_Goal_
Quote the listing below in full and exactly as written, but omit every picture.

|---|

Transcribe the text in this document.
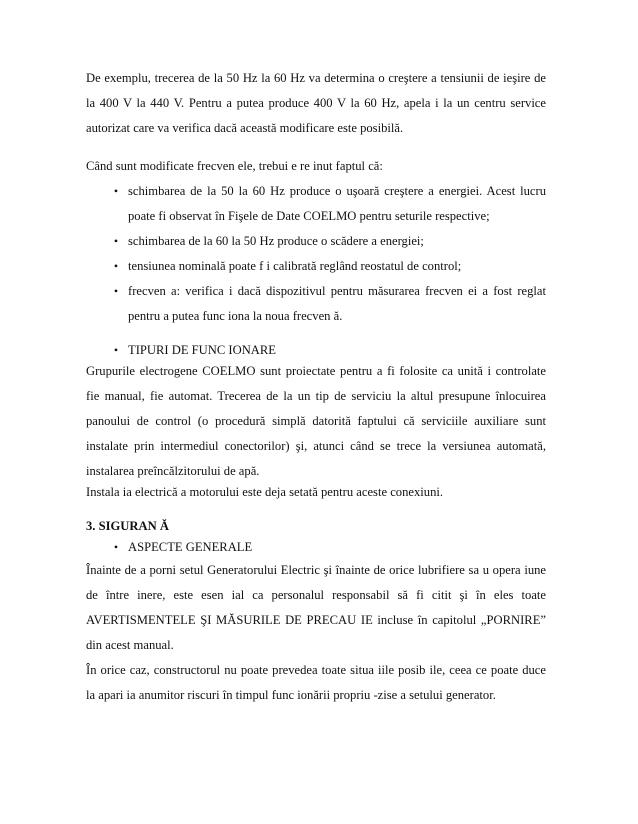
De exemplu, trecerea de la 50 Hz la 60 Hz va determina o creştere a tensiunii de ieşire de
la 400 V la 440 V. Pentru a putea produce 400 V la 60 Hz, apela i la un centru service
autorizat care va verifica dacă această modificare este posibilă.
Când sunt modificate frecven ele, trebui e re inut faptul că:
• schimbarea de la 50 la 60 Hz produce o uşoară creştere a energiei. Acest lucru
poate fi observat în Fişele de Date COELMO pentru seturile respective;
• schimbarea de la 60 la 50 Hz produce o scădere a energiei;
• tensiunea nominală poate f i calibrată reglând reostatul de control;
• frecven a: verifica i dacă dispozitivul pentru măsurarea frecven ei a fost reglat
pentru a putea func iona la noua frecven ă.
• TIPURI DE FUNC IONARE
Grupurile electrogene COELMO sunt proiectate pentru a fi folosite ca unită i controlate
fie manual, fie automat. Trecerea de la un tip de serviciu la altul presupune înlocuirea
panoului de control (o procedură simplă datorită faptului că serviciile auxiliare sunt
instalate prin intermediul conectorilor) şi, atunci când se trece la versiunea automată,
instalarea preîncălzitorului de apă.
Instala ia electrică a motorului este deja setată pentru aceste conexiuni.
3. SIGURAN Ă
• ASPECTE GENERALE
Înainte de a porni setul Generatorului Electric şi înainte de orice lubrifiere sa u opera iune
de între inere, este esen ial ca personalul responsabil să fi citit şi în eles toate
AVERTISMENTELE ŞI MĂSURILE DE PRECAU IE incluse în capitolul „PORNIRE”
din acest manual.
În orice caz, constructorul nu poate prevedea toate situa iile posib ile, ceea ce poate duce
la apari ia anumitor riscuri în timpul func ionării propriu -zise a setului generator.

|---|

_Response to the task_
Transcribe the text in this document.
De exemplu, trecerea de la 50 Hz la 60 Hz va determina o creştere a tensiunii de ieşire de
la 400 V la 440 V. Pentru a putea produce 400 V la 60 Hz, apela i la un centru service
autorizat care va verifica dacă această modificare este posibilă.
Când sunt modificate frecven ele, trebui e re inut faptul că:
• schimbarea de la 50 la 60 Hz produce o uşoară creştere a energiei. Acest lucru
poate fi observat în Fişele de Date COELMO pentru seturile respective;
• schimbarea de la 60 la 50 Hz produce o scădere a energiei;
• tensiunea nominală poate f i calibrată reglând reostatul de control;
• frecven a: verifica i dacă dispozitivul pentru măsurarea frecven ei a fost reglat
pentru a putea func iona la noua frecven ă.
• TIPURI DE FUNC IONARE
Grupurile electrogene COELMO sunt proiectate pentru a fi folosite ca unită i controlate
fie manual, fie automat. Trecerea de la un tip de serviciu la altul presupune înlocuirea
panoului de control (o procedură simplă datorită faptului că serviciile auxiliare sunt
instalate prin intermediul conectorilor) şi, atunci când se trece la versiunea automată,
instalarea preîncălzitorului de apă.
Instala ia electrică a motorului este deja setată pentru aceste conexiuni.
3. SIGURAN Ă
• ASPECTE GENERALE
Înainte de a porni setul Generatorului Electric şi înainte de orice lubrifiere sa u opera iune
de între inere, este esen ial ca personalul responsabil să fi citit şi în eles toate
AVERTISMENTELE ŞI MĂSURILE DE PRECAU IE incluse în capitolul „PORNIRE”
din acest manual.
În orice caz, constructorul nu poate prevedea toate situa iile posib ile, ceea ce poate duce
la apari ia anumitor riscuri în timpul func ionării propriu -zise a setului generator.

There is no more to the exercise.